PAGE EXTRACT:
begin

Centralized DB support?

From @pocketmax on Tue Sep 29 2015 03:59:57 GMT+0000 (UTC)

If I have an app thats deployed in IPFS with a central DB via a REST api…does IPFS mess with the REST communication of my app?

Also, does IPFS have a solution to centralize large databases? Maybe split records across multiple nodes or is that outside the scope of IPFS?


Copied from original issue: https://github.com/ipfs/faq/issues/51

From @jbenet on Tue Sep 29 2015 06:52:23 GMT+0000 (UTC)

What do you mean by “a central DB via a REST api”? can you be much more specific?

Also, does IPFS have a solution to centralize large databases? Maybe split records across multiple nodes or is that outside the scope of IPFS?

out of scope of ipfs-core, but certainly in scope of protocols on top of IPFS that we’re designing.

imagine ipfs-cluster + an IPFS-KV or IPFS-SQL implementation.

From @pocketmax on Tue Sep 29 2015 08:13:08 GMT+0000 (UTC)

when I say “a central DB via a REST api”. I mean something like a mysql db behind a PHP/APACHE web server. The public side of the server exposes a REST api via port 80 while the internal side connects to a mysql db. So in order for my app to make changes to my DB, it would make rest calls to this php/apache server. I was just curious if IPFS would mess with that traffic in any way. But I’m guessing it wouldn’t since I would use the IP of that web server in my app.

From @jbenet on Tue Sep 29 2015 08:15:27 GMT+0000 (UTC)

correct

From @jbshirk on Thu Oct 29 2015 18:35:17 GMT+0000 (UTC)

@pocketmax

Does IPFS have a solution to centralize large databases? Maybe split records across multiple nodes or is that outside the scope of IPFS?

I’m no expert but years ago I dabbled with a particular column-oriented database called KDB (now: KDB+) which was, and still is, way ahead of its time. In 2000 the concept was relatively unknown to traditional RDBMS people, but not so today.

I know that with column-oriented databases in general (and specifically KDB) index files are not used and column data, stored in separate text files, can be, and is, split over many volumes. I just have a hunch that this kind of data structure would lend well to IPFS, and eventually updates and inserts could be automagically handled with version diffs.

I suppose that files like Microsoft SQL Server uses would probably be a nightmare on IPFS.

Just a thought…

From @jbenet on Sun Nov 01 2015 22:11:50 GMT+0000 (UTC)

there are clean layerings of SQL (or restricted subsets) on top of these kinds of systems.

From @pocketmax on Mon Nov 02 2015 02:30:45 GMT+0000 (UTC)

end

WHAT YOU SHOULD DO: Carry on the forum thread about centralized database support in IPFS, starting right after its final line.

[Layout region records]
begin

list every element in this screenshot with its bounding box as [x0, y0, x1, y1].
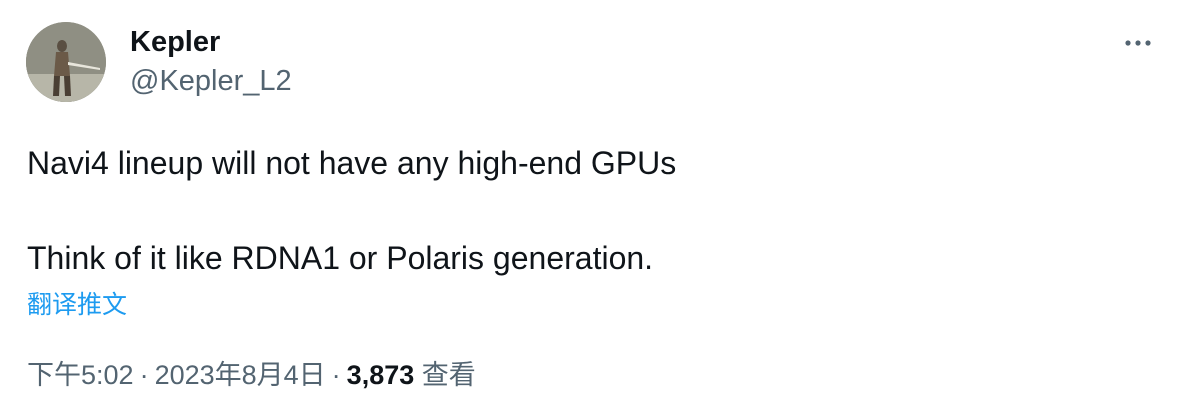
- tweet-date[interactable]: 2023年8月4日: [155, 360, 326, 390]
- tweet-text-line-2: Think of it like RDNA1 or Polaris genera…: [27, 240, 654, 276]
- views-count[interactable]: 3,873: [347, 360, 415, 390]
- tweet-time[interactable]: 下午5:02: [27, 360, 134, 390]
- more-options-button[interactable]: [1120, 28, 1156, 58]
- meta-separator: ·: [139, 360, 149, 390]
- tweet-metadata: 下午5:02 · 2023年8月4日 · 3,873 查看: [27, 358, 476, 392]
- avatar-image: [26, 22, 106, 102]
- author-display-name[interactable]: Kepler: [130, 25, 220, 59]
- tweet-text-line-1: Navi4 lineup will not have any high-end …: [27, 145, 677, 181]
- views-label[interactable]: 查看: [422, 360, 476, 390]
- author-avatar[interactable]: [26, 22, 106, 102]
- author-handle[interactable]: @Kepler_L2: [130, 64, 292, 98]
- translate-tweet-link[interactable]: 翻译推文: [27, 289, 127, 321]
- more-horizontal-icon: [1125, 40, 1151, 46]
- meta-separator: ·: [331, 360, 341, 390]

end

ANSWER TO THIS PROBLEM:
jbenet. Can you send some links or give some names of the technology that use these “restricted subsets”? I’ve never heard of it. I did some googling and can’t find any links to any tech like that. It sounds interesting.

From @jbenet on Mon Nov 02 2015 02:53:28 GMT+0000 (UTC)

one example GQL is a restricted subset of SQL for bigtable/“appengine datastore”. layered over a multiversion distributed kv-store. look for those. all the “no sql but relational” dbs usually have a SQL restricted subset layered over a distributed kv store, even if they dont call it that. this includes mongodb.

From @jbshirk on Wed Nov 04 2015 22:37:00 GMT+0000 (UTC)

name isn’t pretty, but possibly a good candidate to adapt to ipfs: https://github.com/cockroachdb/cockroach
I’ll look more into it later.

From @jbshirk on Wed Nov 04 2015 22:46:04 GMT+0000 (UTC)

here is another that is very interesting:


http://hyperdex.org
http://hyperdex.org/papers/hyperdex.pdf

From @jbshirk on Wed Nov 04 2015 23:37:50 GMT+0000 (UTC)

A couple of interesting graph-oriented databases found on wikipedia. My criteria were basic: distributed, open source, NOT written in java.

From @pocketmax on Wed Nov 04 2015 23:46:21 GMT+0000 (UTC)

lol “NOT written in java.” so true… so true.

 On Wednesday, November 4, 2015 4:37 PM, Joe <notifications@github.com> wrote:

A couple of interesting graph-oriented databases found on wikipedia. My criteria were basic: distributed, open source, NOT written in java.

From @jbshirk on Fri Nov 06 2015 11:10:56 GMT+0000 (UTC)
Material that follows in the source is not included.